+++ Supplied data +++

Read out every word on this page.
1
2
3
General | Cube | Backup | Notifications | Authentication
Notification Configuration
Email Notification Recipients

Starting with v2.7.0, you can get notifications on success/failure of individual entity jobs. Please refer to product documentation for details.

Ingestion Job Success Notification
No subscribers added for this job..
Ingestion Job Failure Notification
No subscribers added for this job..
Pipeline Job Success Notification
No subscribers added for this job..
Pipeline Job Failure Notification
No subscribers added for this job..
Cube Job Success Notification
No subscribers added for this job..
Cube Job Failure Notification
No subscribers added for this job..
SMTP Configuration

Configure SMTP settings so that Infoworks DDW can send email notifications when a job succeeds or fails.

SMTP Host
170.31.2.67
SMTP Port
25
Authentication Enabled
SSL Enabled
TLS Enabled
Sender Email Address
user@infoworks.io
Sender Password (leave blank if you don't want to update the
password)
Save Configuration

+++
+++ Supplied data +++

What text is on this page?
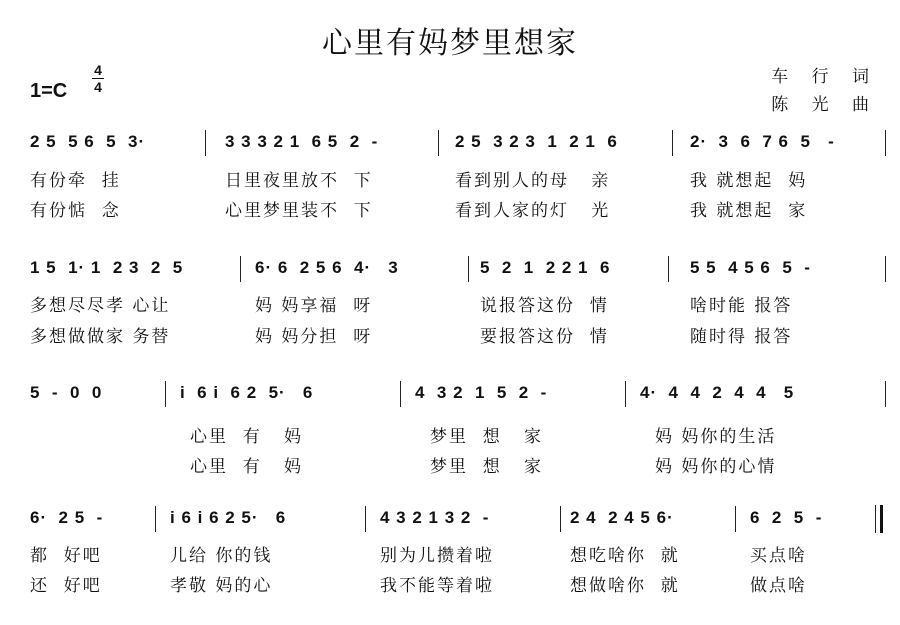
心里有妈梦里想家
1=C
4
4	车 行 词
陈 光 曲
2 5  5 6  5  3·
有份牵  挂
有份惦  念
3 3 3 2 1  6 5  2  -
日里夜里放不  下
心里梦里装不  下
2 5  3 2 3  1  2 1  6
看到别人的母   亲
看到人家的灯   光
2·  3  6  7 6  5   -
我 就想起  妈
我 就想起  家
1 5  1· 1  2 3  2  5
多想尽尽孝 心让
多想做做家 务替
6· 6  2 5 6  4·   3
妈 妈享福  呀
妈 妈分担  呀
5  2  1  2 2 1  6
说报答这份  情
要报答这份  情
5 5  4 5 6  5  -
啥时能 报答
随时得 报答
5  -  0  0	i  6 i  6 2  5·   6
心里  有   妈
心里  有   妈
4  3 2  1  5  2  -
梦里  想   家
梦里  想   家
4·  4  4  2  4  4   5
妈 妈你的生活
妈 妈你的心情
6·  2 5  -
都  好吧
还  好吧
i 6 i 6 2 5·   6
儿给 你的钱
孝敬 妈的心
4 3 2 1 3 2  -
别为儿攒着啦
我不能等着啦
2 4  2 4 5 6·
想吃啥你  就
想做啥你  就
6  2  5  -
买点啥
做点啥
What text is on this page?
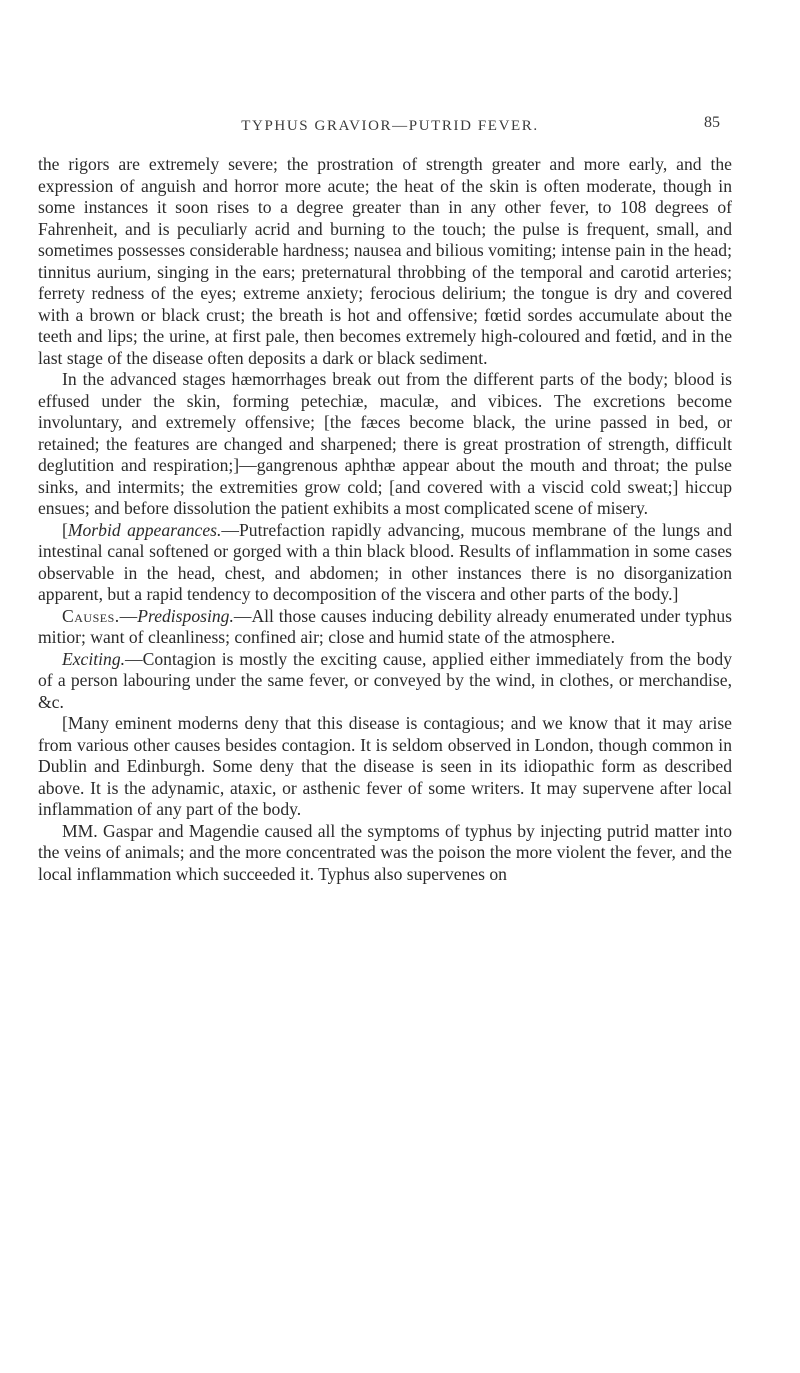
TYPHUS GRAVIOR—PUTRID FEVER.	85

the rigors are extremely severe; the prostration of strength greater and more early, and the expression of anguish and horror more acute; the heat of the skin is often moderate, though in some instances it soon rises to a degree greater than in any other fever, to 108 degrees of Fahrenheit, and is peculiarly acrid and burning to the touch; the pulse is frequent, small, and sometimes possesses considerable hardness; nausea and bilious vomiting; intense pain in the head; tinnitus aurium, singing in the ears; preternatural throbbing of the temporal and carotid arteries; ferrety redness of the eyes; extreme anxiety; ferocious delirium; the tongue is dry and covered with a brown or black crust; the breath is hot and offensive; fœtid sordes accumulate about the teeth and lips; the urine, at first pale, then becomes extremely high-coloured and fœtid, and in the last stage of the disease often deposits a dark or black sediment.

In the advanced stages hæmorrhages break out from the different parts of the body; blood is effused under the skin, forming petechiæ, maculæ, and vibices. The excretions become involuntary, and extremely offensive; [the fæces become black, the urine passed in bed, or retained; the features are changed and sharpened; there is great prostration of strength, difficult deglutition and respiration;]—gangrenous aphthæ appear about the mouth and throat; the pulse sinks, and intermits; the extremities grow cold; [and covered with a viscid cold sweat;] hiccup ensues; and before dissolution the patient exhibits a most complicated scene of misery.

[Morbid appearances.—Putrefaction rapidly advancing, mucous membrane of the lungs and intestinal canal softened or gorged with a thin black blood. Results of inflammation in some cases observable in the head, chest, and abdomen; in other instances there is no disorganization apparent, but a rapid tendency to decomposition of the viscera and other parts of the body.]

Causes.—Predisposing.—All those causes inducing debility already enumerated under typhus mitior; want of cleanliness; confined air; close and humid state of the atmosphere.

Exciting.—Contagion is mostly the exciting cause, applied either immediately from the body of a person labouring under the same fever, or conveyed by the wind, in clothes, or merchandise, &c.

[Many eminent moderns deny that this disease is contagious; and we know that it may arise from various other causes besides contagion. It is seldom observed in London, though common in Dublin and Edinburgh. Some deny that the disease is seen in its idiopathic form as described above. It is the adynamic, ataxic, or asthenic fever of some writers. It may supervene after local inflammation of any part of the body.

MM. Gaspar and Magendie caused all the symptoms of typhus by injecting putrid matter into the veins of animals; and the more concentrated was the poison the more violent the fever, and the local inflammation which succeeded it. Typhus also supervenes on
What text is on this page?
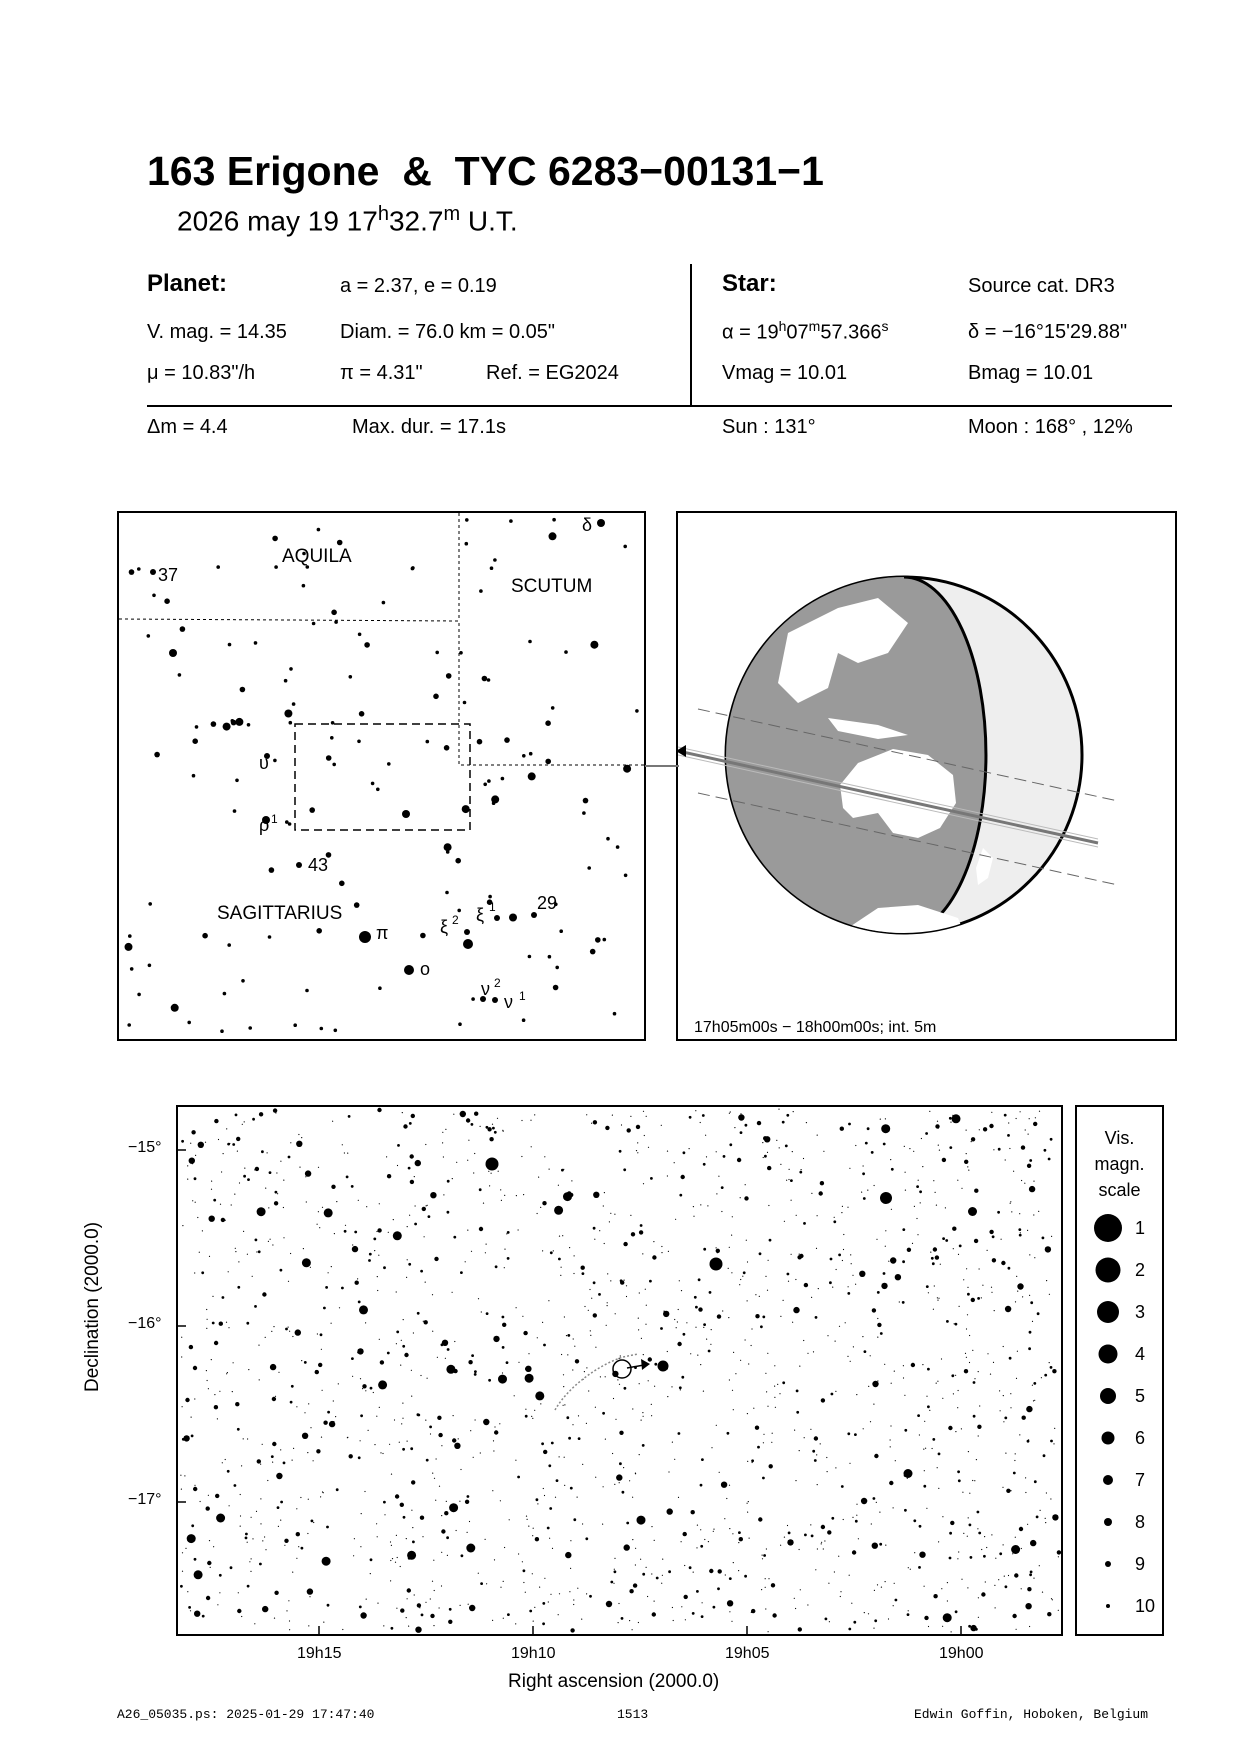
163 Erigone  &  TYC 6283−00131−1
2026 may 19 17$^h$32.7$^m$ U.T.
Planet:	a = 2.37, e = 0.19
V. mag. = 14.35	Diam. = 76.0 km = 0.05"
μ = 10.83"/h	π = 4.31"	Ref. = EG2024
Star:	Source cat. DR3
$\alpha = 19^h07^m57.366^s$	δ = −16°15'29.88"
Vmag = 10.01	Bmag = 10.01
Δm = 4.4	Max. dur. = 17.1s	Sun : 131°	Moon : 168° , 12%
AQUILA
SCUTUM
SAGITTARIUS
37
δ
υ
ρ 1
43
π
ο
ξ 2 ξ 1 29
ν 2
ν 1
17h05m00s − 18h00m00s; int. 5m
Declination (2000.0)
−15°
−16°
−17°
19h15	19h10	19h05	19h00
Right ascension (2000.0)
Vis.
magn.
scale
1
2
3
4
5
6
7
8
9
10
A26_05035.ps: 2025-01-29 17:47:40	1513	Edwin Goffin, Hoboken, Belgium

+++

◆ **What you have to do**
Copy out each line of the entries that holds "urine".

◆ **Response**
the rigors are extremely severe; the prostration of strength greater and more early, and the expression of anguish and horror more acute; the heat of the skin is often moderate, though in some instances it soon rises to a degree greater than in any other fever, to 108 degrees of Fahrenheit, and is peculiarly acrid and burning to the touch; the pulse is frequent, small, and sometimes possesses considerable hardness; nausea and bilious vomiting; intense pain in the head; tinnitus aurium, singing in the ears; preternatural throbbing of the temporal and carotid arteries; ferrety redness of the eyes; extreme anxiety; ferocious delirium; the tongue is dry and covered with a brown or black crust; the breath is hot and offensive; fœtid sordes accumulate about the teeth and lips; the urine, at first pale, then becomes extremely high-coloured and fœtid, and in the last stage of the disease often deposits a dark or black sediment.
In the advanced stages hæmorrhages break out from the different parts of the body; blood is effused under the skin, forming petechiæ, maculæ, and vibices. The excretions become involuntary, and extremely offensive; [the fæces become black, the urine passed in bed, or retained; the features are changed and sharpened; there is great prostration of strength, difficult deglutition and respiration;]—gangrenous aphthæ appear about the mouth and throat; the pulse sinks, and intermits; the extremities grow cold; [and covered with a viscid cold sweat;] hiccup ensues; and before dissolution the patient exhibits a most complicated scene of misery.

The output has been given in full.